• Aim
Copy out each line of the data that holds the word "OUTCOME".

• Extracted entries
-- -- --
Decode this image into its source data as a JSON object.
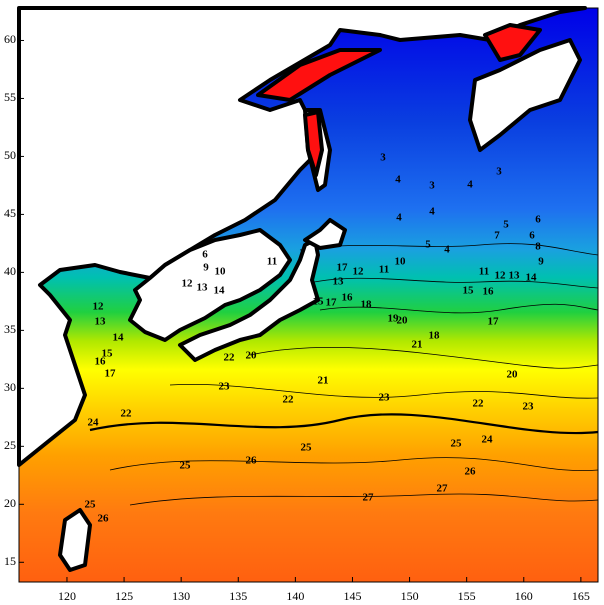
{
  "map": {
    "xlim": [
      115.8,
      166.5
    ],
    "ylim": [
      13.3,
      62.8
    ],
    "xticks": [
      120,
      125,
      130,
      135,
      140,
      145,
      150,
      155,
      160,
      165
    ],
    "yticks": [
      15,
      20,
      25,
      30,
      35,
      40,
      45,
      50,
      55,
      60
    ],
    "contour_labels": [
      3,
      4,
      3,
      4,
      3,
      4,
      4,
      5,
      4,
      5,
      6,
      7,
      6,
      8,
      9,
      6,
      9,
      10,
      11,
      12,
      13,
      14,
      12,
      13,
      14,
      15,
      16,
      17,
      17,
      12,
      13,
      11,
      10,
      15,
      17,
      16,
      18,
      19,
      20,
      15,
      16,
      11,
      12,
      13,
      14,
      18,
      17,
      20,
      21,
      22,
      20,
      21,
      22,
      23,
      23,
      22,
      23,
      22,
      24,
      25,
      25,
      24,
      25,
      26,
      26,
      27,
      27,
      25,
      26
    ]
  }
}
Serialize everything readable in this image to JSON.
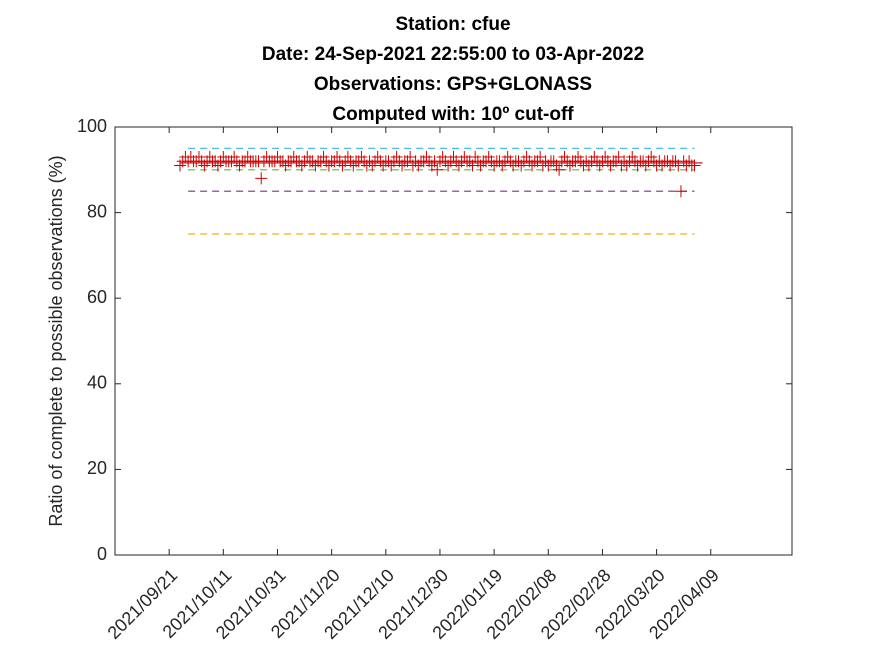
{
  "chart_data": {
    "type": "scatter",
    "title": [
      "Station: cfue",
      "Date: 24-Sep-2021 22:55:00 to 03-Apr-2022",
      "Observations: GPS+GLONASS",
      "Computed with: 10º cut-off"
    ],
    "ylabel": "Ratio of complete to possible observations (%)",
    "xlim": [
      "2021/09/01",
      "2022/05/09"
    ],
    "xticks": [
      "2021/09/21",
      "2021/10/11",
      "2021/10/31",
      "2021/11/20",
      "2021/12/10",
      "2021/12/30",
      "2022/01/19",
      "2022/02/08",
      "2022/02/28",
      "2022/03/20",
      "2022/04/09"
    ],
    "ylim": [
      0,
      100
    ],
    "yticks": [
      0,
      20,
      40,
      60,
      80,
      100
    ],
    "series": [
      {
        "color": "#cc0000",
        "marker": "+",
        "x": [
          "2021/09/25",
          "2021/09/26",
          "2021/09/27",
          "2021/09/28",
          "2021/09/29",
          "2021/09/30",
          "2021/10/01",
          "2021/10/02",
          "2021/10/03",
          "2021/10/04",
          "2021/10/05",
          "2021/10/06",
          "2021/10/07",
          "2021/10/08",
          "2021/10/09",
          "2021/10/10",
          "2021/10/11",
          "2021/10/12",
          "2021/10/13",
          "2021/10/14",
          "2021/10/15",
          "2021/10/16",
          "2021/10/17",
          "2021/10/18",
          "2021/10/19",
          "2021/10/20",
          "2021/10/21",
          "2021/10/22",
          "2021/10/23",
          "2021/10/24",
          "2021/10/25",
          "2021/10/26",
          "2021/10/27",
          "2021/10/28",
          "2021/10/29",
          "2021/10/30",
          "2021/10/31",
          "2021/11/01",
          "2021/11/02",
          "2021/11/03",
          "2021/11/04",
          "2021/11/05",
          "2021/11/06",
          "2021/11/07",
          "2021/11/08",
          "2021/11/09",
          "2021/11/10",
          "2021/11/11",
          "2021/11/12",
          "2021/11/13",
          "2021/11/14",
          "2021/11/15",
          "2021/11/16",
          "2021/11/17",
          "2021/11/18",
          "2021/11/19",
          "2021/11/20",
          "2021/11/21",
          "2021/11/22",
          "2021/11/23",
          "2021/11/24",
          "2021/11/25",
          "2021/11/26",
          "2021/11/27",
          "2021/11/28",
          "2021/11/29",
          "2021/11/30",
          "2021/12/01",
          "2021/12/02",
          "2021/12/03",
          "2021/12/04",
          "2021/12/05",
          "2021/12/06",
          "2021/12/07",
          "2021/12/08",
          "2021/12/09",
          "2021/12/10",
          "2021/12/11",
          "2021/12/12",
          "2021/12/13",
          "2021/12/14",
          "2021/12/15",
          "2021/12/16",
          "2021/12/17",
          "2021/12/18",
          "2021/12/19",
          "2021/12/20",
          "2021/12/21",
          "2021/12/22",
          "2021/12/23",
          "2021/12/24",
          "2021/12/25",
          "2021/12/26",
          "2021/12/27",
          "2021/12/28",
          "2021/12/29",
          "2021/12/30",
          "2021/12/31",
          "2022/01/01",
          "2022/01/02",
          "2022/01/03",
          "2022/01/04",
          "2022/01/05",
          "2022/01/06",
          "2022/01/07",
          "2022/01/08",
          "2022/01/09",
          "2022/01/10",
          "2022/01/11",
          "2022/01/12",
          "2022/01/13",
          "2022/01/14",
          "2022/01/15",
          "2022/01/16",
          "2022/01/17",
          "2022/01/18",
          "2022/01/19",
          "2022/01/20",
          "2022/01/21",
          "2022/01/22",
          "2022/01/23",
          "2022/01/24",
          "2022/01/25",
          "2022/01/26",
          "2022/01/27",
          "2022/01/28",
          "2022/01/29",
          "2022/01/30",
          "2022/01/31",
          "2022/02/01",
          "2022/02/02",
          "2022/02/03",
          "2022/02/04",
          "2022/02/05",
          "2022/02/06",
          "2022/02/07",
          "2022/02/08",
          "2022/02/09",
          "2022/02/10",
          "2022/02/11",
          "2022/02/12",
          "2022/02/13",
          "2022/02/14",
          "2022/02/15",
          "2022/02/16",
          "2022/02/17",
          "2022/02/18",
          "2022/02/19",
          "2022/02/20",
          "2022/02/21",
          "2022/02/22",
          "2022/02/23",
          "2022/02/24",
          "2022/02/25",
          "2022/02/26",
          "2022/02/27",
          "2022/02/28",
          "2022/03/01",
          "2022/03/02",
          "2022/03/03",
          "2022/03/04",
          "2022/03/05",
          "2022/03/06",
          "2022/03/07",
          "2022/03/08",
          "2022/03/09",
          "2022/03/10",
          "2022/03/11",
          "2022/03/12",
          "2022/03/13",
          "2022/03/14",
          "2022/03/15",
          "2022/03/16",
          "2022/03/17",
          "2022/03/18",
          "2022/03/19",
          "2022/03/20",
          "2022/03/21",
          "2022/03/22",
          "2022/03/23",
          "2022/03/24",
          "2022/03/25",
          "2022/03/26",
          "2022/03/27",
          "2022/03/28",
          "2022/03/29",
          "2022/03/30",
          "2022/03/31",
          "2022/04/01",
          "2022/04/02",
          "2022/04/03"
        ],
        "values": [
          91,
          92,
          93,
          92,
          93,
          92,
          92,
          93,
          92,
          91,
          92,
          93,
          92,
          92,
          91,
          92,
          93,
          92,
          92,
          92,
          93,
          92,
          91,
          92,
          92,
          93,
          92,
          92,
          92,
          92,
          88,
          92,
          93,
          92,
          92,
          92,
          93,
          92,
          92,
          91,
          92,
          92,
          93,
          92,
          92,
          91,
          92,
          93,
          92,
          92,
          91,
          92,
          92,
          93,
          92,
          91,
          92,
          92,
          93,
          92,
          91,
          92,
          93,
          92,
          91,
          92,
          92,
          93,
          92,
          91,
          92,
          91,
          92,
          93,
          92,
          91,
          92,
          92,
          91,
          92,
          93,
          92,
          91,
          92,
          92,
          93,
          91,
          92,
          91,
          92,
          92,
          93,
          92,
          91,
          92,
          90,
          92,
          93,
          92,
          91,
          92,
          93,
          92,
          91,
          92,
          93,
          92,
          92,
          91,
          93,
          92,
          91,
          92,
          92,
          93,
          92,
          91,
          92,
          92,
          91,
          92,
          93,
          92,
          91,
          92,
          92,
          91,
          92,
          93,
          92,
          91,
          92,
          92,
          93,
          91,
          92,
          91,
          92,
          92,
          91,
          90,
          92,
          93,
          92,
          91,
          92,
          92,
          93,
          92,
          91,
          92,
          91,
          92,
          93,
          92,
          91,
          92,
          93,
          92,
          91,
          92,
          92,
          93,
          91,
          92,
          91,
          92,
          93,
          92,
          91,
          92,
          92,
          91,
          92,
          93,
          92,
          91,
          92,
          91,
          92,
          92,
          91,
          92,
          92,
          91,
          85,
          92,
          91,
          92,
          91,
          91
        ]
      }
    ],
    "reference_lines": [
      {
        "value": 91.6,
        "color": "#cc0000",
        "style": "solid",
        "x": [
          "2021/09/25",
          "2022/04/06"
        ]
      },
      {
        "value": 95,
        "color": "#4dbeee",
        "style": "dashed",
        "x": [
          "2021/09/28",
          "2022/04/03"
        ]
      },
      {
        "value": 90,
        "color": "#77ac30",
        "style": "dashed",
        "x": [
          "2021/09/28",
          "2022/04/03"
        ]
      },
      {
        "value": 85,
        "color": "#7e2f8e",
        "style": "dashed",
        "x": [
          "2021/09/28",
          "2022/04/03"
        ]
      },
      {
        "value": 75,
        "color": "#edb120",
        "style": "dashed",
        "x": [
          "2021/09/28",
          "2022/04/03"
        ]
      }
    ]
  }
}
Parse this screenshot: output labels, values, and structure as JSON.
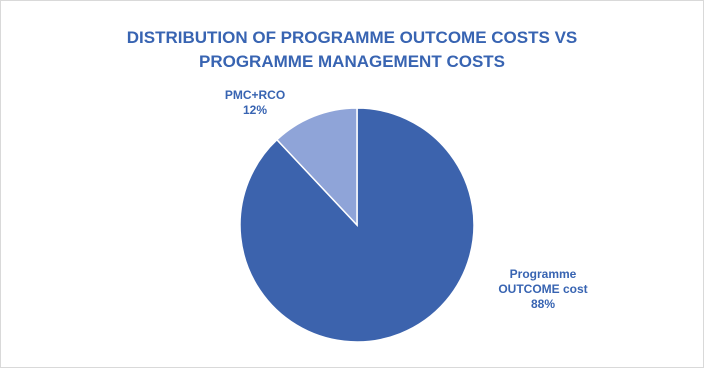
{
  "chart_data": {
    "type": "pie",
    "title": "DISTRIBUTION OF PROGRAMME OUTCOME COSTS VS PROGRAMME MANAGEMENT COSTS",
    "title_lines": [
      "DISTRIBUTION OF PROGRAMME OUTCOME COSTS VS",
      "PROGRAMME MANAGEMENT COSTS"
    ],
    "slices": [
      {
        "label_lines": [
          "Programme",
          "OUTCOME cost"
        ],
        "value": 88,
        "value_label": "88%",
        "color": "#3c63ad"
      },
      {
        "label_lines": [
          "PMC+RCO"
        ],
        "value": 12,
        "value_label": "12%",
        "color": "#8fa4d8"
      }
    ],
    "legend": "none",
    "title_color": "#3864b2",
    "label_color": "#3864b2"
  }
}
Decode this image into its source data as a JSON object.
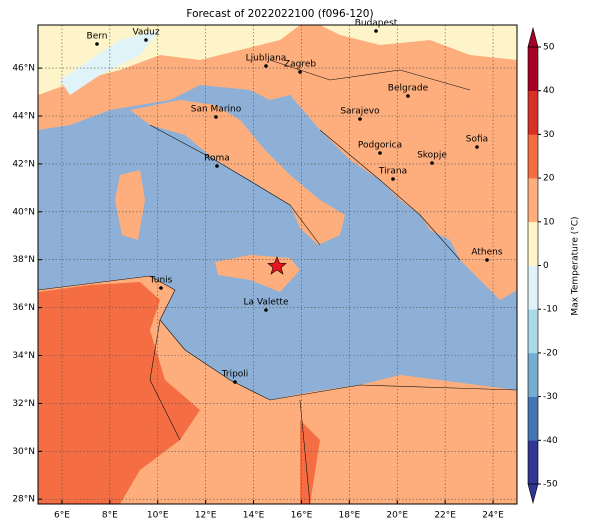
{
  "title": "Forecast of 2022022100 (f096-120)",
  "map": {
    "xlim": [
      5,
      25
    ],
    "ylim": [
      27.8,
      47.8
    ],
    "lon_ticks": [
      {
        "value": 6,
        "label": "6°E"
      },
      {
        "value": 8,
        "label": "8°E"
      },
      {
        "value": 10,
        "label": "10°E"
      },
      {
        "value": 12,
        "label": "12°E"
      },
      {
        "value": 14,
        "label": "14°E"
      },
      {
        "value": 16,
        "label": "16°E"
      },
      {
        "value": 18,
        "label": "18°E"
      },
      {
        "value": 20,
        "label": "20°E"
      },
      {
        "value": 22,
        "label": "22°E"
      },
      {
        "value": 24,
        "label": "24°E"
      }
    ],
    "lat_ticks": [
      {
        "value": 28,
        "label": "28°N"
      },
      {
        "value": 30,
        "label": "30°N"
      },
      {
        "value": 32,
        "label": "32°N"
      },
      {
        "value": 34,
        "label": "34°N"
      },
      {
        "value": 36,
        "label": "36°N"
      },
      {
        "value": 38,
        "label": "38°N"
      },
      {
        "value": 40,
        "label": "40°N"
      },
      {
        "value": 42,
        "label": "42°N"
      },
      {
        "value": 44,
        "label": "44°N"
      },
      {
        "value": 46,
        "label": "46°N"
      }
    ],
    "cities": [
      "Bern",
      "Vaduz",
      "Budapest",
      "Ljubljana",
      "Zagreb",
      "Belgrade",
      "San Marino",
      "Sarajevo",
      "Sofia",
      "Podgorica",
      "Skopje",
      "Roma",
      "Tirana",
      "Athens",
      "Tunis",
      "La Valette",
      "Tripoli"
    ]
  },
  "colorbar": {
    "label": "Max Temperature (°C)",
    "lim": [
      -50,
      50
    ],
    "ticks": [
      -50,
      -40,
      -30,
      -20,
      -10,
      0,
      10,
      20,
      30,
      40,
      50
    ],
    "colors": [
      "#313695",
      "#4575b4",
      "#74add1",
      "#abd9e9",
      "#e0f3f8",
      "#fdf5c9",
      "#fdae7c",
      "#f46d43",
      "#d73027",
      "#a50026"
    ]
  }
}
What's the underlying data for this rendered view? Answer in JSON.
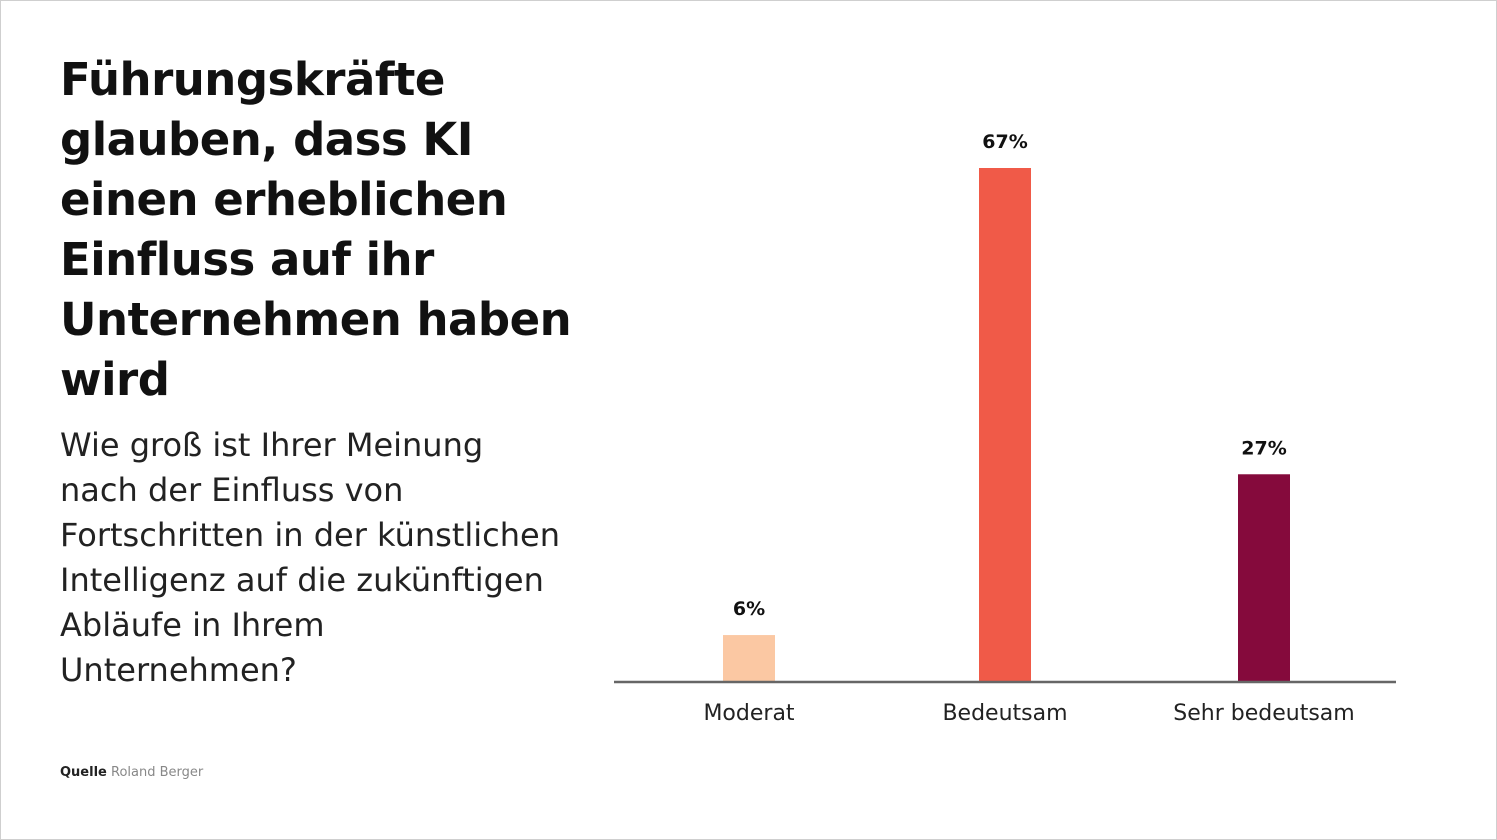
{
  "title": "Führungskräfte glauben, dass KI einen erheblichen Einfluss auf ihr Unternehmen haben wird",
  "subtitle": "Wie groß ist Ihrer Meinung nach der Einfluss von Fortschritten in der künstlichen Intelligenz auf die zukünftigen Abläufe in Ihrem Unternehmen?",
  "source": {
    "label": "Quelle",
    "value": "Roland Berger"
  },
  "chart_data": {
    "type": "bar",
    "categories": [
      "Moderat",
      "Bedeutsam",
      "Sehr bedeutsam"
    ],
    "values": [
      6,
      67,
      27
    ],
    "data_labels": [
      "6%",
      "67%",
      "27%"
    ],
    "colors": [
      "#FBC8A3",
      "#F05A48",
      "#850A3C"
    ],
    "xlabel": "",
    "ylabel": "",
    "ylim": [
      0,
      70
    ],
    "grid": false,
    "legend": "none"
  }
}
-- -- --
• The completed task
    "title": "DISTRIBUTION OF PROGRAMME OUTCOME COSTS VS PROGRAMME MANAGEMENT COSTS",
      "DISTRIBUTION OF PROGRAMME OUTCOME COSTS VS",
          "OUTCOME cost"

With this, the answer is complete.